Identify each line below that contains the word "México", and copy it out.

---+---

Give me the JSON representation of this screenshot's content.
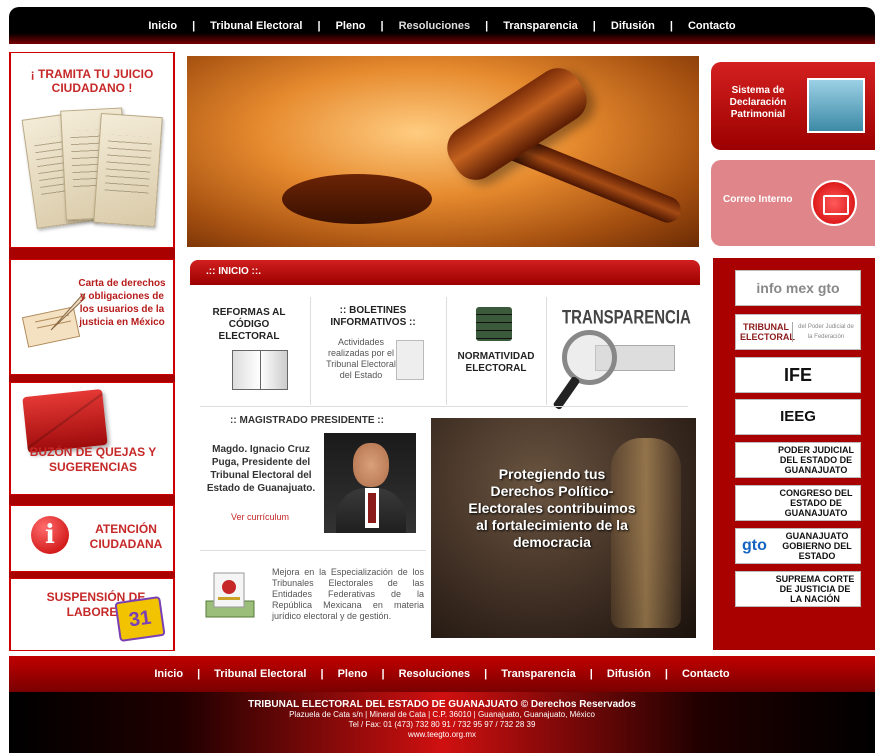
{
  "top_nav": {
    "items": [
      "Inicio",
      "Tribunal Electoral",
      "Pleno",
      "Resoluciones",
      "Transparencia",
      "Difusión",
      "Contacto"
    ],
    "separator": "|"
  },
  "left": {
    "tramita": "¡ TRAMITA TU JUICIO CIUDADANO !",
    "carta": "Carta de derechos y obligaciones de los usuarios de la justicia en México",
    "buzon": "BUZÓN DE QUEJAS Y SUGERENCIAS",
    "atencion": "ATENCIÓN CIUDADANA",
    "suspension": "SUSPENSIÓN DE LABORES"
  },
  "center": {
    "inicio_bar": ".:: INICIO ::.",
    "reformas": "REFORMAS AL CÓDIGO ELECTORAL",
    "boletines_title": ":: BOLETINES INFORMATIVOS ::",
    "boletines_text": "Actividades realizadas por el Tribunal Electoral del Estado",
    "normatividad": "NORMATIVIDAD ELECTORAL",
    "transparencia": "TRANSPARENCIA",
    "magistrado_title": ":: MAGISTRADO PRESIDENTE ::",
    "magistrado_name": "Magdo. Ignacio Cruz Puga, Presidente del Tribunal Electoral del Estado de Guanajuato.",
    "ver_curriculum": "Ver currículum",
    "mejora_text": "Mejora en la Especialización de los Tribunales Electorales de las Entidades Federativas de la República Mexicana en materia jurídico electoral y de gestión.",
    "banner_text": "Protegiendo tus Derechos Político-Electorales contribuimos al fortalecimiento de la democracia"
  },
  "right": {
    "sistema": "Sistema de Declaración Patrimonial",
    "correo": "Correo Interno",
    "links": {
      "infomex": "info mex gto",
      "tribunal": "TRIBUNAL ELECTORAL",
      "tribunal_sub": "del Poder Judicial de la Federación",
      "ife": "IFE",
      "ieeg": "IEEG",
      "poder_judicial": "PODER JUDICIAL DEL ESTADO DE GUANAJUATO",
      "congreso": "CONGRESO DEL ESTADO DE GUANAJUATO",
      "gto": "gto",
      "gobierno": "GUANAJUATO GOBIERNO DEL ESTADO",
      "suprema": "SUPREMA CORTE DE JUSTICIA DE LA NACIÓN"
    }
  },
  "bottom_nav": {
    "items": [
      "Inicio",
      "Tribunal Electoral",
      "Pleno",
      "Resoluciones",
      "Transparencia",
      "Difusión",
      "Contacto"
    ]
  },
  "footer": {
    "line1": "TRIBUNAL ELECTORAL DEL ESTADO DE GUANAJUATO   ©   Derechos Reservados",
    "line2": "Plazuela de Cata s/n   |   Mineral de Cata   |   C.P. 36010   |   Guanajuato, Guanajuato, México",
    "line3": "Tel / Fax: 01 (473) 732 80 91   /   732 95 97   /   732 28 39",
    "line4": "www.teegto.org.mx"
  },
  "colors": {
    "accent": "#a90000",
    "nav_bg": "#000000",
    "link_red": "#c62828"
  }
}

---+---

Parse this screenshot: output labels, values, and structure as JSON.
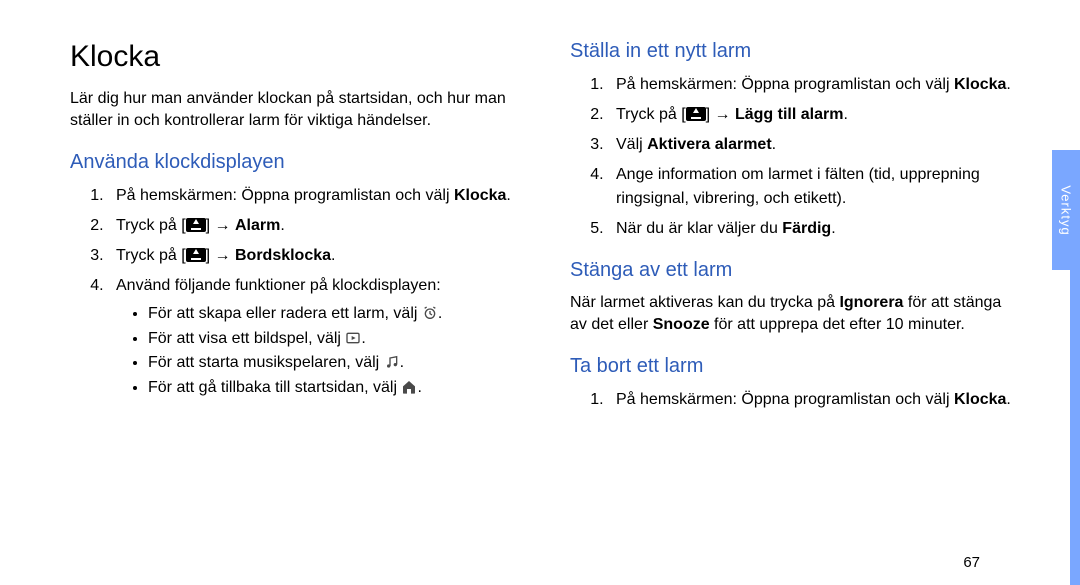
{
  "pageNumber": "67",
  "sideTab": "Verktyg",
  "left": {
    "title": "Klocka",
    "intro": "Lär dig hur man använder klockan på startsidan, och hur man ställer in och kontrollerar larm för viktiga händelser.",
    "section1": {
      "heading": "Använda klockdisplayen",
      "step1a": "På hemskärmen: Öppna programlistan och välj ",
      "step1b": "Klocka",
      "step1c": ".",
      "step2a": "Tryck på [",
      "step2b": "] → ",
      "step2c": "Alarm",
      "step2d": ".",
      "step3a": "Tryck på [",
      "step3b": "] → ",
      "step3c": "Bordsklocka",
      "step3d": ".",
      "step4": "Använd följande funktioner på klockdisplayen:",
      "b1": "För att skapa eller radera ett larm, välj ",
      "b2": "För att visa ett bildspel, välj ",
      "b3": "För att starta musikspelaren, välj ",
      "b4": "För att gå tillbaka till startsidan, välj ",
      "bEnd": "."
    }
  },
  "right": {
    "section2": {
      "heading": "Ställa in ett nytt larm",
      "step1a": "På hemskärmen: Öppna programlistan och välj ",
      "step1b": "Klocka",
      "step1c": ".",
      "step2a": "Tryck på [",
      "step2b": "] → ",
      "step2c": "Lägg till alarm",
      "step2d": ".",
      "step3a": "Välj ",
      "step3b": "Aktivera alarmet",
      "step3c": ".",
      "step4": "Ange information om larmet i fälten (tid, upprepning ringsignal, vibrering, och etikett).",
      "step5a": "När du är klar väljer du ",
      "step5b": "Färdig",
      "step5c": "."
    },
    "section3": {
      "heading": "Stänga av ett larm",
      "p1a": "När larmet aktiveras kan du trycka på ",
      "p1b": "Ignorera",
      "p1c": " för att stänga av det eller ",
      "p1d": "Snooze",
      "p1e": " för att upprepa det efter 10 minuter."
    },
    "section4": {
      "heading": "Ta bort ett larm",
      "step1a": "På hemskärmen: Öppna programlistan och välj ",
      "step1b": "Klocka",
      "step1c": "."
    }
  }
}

---+---

Correct answer.
    "carta": "Carta de derechos y obligaciones de los usuarios de la justicia en México",
    "line2": "Plazuela de Cata s/n   |   Mineral de Cata   |   C.P. 36010   |   Guanajuato, Guanajuato, México",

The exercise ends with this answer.